**What to do**
Using the data below, gather each line that includes the word "this".

>> start Dataset content

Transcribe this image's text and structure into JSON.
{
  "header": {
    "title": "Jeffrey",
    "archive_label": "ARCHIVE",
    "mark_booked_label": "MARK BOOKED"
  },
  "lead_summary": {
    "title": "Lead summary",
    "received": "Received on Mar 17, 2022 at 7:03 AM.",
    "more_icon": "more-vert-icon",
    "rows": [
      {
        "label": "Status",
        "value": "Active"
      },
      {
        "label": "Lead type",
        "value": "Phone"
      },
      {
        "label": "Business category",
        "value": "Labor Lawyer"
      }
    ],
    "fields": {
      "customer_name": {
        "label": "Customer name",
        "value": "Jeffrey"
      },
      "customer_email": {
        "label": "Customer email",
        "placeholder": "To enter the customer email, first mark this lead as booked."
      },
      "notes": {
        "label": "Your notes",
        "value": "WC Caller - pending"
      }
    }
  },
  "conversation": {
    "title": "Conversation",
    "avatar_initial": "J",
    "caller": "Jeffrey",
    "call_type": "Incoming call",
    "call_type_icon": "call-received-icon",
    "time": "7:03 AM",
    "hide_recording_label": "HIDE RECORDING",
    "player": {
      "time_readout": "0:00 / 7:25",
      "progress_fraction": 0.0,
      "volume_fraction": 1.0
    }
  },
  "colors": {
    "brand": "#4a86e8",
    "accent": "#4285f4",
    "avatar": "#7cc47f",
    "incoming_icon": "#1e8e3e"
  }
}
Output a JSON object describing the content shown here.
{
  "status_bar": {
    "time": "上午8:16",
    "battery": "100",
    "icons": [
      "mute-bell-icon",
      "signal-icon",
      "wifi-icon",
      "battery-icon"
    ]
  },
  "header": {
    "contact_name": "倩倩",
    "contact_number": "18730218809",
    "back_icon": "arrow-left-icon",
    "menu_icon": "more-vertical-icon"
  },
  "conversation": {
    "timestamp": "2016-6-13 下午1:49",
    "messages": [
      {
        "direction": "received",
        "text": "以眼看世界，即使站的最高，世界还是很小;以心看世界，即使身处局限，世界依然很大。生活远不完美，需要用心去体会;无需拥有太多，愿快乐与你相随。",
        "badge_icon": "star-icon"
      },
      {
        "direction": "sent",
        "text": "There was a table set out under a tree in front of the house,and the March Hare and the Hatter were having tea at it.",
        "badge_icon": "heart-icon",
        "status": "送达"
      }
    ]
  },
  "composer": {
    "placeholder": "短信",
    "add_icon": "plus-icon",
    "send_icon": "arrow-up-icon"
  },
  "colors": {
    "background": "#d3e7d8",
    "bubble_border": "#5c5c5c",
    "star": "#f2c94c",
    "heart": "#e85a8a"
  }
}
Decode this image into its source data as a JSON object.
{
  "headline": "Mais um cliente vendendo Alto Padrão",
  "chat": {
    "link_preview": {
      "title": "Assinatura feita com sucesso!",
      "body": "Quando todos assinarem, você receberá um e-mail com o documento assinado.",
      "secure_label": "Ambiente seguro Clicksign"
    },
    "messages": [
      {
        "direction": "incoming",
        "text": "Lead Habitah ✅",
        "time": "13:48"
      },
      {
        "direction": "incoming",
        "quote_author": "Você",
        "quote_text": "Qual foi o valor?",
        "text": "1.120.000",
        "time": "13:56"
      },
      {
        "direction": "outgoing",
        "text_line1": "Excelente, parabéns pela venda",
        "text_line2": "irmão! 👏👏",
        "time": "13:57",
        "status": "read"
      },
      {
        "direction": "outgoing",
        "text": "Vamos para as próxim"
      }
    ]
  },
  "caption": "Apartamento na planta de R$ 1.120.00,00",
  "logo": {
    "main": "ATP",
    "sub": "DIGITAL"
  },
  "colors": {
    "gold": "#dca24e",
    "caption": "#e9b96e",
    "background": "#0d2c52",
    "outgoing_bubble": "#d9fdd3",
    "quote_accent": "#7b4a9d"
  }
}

>> end Dataset content

**Expected output**
Transcribe this image's text and structure into JSON.
        "placeholder": "To enter the customer email, first mark this lead as booked."
Decode this image into its source data as a JSON object.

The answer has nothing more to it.